* START Data excerpts *
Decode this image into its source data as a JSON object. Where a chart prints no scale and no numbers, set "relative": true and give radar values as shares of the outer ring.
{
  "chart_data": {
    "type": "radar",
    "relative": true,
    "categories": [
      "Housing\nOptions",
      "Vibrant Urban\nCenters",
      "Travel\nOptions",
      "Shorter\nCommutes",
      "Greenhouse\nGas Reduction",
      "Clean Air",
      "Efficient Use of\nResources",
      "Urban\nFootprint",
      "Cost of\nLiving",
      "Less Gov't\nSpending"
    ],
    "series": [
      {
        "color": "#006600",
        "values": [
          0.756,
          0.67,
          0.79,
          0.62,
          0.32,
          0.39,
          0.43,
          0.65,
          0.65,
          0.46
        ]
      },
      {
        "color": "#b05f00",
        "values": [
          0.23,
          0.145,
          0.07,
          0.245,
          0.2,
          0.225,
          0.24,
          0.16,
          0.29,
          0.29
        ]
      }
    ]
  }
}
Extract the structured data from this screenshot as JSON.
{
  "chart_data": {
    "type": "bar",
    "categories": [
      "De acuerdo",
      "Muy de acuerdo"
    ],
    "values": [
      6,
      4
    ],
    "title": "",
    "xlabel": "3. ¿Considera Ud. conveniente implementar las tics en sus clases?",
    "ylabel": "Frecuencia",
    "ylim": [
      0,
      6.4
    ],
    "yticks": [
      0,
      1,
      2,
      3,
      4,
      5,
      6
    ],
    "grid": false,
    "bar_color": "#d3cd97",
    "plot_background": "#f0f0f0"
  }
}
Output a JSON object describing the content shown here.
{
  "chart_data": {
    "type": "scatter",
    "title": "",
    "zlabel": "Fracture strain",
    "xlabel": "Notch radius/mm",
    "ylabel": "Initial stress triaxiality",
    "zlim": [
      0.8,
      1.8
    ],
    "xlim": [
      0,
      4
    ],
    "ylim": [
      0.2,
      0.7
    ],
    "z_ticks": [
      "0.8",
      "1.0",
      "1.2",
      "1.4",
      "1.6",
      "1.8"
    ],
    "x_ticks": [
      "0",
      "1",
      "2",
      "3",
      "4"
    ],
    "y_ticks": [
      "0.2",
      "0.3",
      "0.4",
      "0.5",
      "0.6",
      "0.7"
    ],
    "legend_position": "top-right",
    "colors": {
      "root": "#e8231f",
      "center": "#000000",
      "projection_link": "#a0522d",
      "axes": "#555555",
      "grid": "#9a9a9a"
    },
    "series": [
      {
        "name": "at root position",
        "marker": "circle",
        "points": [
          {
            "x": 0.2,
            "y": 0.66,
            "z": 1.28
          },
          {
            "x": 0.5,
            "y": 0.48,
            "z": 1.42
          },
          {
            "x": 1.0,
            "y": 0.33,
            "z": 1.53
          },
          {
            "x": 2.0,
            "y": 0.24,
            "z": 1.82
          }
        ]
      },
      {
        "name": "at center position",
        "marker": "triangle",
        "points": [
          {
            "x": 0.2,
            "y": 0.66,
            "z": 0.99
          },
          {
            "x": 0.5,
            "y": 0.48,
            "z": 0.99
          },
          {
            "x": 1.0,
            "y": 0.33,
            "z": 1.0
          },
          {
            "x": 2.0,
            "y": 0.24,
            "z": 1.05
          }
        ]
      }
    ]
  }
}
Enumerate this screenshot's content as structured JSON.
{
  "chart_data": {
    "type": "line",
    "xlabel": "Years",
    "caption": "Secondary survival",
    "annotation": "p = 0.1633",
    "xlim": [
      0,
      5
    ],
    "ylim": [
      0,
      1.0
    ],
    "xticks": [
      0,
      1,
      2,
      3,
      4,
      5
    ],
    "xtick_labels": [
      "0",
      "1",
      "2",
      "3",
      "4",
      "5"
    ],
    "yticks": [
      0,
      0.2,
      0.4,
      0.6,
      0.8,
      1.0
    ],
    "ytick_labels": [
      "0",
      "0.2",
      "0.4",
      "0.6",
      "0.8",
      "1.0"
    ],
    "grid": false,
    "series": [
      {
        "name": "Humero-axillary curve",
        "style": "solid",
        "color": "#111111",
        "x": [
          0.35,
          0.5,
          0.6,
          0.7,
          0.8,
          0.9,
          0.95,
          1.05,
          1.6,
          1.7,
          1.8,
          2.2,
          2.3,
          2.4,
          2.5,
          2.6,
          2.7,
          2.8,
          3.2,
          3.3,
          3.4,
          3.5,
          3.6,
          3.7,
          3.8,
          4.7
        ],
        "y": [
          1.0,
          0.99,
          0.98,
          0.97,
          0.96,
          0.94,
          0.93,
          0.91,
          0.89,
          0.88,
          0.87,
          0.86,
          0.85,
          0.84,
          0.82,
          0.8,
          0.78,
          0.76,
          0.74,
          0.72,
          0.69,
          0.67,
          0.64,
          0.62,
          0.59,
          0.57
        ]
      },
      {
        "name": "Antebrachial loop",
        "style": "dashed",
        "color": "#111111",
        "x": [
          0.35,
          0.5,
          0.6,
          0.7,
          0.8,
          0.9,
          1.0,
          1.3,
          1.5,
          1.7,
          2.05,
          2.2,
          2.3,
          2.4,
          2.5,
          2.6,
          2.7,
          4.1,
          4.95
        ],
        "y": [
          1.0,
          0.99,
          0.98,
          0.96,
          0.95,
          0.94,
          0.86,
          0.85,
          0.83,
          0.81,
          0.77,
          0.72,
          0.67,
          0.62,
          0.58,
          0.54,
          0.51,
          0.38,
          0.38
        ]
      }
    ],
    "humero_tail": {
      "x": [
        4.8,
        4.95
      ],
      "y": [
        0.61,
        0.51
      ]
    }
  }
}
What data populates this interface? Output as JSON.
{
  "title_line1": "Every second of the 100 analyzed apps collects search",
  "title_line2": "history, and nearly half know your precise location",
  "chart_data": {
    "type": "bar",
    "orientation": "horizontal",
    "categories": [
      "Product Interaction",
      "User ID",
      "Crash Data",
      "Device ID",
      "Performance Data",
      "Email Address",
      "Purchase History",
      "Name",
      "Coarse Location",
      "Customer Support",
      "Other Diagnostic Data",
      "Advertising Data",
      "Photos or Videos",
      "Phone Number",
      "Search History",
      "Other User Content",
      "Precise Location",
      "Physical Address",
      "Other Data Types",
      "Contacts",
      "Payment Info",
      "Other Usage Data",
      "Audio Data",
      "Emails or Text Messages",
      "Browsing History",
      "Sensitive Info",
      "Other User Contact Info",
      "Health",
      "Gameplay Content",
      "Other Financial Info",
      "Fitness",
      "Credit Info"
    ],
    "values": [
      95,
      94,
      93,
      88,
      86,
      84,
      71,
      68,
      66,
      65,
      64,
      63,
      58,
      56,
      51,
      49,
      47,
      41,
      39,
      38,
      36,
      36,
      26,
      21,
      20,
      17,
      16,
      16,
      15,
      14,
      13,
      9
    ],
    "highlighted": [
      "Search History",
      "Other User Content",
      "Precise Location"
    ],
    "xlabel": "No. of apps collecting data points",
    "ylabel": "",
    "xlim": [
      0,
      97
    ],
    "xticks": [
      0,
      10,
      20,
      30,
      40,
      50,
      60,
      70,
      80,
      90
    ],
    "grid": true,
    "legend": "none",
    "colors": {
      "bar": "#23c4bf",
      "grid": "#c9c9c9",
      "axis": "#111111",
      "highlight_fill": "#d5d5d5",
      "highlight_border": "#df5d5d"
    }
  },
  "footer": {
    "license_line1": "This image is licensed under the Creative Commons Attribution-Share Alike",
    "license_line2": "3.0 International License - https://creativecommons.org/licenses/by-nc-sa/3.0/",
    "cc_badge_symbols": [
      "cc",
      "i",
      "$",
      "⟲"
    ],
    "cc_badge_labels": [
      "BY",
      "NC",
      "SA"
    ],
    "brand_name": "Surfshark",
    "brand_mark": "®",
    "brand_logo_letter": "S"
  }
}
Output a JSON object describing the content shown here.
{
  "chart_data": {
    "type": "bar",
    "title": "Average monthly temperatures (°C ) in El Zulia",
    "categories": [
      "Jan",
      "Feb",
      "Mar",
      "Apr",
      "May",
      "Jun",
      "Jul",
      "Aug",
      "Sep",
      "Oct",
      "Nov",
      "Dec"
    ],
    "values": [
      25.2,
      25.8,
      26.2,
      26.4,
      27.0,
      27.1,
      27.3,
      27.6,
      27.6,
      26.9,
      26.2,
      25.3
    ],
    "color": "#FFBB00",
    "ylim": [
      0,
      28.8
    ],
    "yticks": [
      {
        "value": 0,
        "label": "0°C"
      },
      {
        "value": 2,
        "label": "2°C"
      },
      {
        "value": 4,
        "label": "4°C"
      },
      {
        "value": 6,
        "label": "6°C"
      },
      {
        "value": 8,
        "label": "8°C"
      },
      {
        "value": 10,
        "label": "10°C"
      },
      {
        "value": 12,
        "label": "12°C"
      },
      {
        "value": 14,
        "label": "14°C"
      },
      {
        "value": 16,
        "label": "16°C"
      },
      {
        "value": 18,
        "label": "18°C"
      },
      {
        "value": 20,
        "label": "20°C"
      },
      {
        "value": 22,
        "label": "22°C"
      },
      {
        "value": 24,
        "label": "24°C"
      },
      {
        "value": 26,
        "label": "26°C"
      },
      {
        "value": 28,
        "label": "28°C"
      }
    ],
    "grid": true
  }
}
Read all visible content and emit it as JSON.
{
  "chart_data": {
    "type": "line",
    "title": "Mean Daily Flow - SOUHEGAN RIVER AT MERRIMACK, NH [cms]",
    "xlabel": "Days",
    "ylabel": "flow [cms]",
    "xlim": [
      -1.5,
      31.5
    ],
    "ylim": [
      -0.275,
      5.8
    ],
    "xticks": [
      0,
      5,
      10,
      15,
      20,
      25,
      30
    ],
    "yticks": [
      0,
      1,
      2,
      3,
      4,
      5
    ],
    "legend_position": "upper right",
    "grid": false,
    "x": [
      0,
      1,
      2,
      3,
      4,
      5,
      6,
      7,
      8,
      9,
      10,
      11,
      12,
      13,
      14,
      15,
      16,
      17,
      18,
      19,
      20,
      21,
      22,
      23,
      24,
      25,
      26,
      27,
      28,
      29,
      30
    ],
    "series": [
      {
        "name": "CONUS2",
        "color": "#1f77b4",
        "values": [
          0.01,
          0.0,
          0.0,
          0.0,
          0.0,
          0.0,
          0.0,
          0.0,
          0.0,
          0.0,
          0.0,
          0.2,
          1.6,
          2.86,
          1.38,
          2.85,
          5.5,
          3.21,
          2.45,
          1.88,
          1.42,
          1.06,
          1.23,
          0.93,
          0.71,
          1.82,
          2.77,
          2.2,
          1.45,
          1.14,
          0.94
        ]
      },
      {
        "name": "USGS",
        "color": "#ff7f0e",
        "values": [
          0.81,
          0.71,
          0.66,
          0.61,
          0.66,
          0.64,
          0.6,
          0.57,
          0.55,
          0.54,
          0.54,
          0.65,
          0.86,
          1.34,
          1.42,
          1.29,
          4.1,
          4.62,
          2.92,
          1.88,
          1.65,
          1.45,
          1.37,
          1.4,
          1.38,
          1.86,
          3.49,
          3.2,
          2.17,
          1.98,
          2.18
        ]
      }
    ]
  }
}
* END Data excerpts *
## What to produce
Pick out all lines from the data above in which the word "relative" appears.

## Full solution
Decode this image into its source data as a JSON object. Where a chart prints no scale and no numbers, set "relative": true and give radar values as shares of the outer ring.
    "relative": true,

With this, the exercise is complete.